## Directions for this task
Swap "Overwrite existing printers" for "Keep existing printers" and write out everything from the start of the data down to the line containing "import-mode-label: Import mode: —", leaving the rest of those lines unchanged.

* * * * *

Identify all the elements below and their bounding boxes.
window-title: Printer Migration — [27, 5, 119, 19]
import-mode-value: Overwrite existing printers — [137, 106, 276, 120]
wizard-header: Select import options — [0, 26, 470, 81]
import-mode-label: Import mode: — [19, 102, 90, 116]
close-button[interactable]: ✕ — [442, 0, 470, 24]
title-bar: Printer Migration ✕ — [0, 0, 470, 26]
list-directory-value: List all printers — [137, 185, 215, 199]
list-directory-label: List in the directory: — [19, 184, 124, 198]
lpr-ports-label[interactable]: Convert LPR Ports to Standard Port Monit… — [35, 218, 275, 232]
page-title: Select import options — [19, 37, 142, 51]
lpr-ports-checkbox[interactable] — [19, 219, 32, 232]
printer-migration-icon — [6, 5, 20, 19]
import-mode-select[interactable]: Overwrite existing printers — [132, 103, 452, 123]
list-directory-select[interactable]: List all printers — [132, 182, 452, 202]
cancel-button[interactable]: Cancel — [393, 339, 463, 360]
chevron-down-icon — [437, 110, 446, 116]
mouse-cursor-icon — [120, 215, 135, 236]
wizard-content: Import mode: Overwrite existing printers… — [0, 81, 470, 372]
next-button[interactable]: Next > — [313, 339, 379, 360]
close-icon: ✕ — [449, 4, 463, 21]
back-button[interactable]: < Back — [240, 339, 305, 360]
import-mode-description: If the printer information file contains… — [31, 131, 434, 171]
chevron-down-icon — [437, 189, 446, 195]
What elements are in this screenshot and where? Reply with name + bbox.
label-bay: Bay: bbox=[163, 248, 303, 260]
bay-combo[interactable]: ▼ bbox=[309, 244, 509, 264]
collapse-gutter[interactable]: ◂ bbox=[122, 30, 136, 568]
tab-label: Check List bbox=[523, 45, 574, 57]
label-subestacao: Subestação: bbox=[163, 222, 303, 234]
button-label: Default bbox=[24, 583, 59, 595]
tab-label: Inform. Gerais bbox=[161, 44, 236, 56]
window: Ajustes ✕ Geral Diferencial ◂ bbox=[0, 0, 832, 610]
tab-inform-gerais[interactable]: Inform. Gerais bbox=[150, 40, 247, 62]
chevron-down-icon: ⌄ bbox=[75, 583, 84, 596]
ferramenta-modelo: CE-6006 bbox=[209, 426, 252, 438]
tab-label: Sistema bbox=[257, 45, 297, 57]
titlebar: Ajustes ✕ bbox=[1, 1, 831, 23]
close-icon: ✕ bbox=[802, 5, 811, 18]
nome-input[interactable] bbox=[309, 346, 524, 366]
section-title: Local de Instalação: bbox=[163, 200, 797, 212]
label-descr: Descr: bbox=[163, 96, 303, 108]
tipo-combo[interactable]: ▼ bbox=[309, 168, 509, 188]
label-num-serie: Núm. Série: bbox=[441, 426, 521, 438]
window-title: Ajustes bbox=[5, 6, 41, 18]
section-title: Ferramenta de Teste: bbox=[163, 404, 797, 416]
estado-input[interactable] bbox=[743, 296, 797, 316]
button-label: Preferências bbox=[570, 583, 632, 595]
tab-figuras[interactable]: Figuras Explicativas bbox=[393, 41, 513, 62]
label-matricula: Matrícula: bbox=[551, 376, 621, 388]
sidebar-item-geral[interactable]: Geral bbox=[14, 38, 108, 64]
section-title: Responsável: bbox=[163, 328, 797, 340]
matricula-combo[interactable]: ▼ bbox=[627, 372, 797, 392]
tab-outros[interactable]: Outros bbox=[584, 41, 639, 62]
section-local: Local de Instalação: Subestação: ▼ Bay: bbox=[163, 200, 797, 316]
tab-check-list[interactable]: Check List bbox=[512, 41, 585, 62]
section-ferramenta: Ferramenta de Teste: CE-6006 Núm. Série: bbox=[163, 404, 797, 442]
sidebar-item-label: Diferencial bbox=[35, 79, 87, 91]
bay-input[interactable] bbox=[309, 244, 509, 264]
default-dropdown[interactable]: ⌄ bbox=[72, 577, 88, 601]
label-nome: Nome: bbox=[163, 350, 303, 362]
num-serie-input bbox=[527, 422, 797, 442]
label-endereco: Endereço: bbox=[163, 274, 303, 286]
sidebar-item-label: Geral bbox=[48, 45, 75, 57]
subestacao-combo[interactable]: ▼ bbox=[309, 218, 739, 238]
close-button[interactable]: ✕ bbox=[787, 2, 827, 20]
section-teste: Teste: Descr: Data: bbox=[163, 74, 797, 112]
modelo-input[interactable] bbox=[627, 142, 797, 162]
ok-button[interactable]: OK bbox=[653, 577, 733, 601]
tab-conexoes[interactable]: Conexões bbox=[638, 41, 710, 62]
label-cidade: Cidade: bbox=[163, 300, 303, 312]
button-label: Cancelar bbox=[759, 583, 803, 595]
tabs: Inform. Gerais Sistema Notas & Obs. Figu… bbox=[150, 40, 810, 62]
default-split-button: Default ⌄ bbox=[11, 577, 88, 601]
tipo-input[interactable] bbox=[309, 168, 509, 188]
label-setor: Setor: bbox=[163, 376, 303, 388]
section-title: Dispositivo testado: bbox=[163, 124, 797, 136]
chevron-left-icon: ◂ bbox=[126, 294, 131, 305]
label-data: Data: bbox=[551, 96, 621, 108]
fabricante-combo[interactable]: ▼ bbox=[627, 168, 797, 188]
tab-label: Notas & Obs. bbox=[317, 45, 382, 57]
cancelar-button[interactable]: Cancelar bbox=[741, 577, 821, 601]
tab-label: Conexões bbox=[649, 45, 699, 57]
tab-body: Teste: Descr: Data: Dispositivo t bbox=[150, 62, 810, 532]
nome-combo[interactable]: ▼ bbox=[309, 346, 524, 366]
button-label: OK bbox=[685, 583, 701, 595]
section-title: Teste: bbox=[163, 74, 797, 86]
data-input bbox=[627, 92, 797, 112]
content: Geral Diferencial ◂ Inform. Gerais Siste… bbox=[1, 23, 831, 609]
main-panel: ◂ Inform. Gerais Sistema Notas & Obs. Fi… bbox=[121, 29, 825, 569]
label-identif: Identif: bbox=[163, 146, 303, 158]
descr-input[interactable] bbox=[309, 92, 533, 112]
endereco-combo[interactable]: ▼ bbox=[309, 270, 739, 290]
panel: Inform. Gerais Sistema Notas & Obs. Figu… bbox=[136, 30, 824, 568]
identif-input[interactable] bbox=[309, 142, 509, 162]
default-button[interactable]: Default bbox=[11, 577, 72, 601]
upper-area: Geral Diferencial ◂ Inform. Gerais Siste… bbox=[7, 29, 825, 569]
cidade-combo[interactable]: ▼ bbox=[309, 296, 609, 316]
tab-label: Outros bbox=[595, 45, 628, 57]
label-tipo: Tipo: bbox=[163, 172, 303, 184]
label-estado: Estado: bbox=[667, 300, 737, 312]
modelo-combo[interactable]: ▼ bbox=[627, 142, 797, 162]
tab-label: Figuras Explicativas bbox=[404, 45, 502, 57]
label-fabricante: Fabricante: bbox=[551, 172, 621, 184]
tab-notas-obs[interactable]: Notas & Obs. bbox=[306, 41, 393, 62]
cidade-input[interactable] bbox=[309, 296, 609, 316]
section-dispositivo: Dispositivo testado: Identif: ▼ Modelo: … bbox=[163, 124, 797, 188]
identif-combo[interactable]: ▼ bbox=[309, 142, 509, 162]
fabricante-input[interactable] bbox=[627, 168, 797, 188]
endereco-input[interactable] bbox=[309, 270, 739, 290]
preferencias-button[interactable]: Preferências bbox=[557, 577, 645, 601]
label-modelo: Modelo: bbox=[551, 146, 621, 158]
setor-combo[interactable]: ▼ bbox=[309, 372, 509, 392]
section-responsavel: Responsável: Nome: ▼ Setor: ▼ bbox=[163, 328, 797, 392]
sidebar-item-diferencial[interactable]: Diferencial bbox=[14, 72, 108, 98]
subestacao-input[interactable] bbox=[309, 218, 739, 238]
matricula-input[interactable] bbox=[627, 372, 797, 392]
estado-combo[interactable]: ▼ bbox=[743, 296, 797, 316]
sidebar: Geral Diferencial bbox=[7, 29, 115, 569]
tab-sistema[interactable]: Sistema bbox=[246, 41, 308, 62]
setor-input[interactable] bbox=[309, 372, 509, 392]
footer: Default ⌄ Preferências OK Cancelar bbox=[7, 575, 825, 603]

* * * * *

## Exercise answer
Identify all the elements below and their bounding boxes.
window-title: Printer Migration — [27, 5, 119, 19]
import-mode-value: Keep existing printers — [137, 106, 276, 120]
wizard-header: Select import options — [0, 26, 470, 81]
import-mode-label: Import mode: — [19, 102, 90, 116]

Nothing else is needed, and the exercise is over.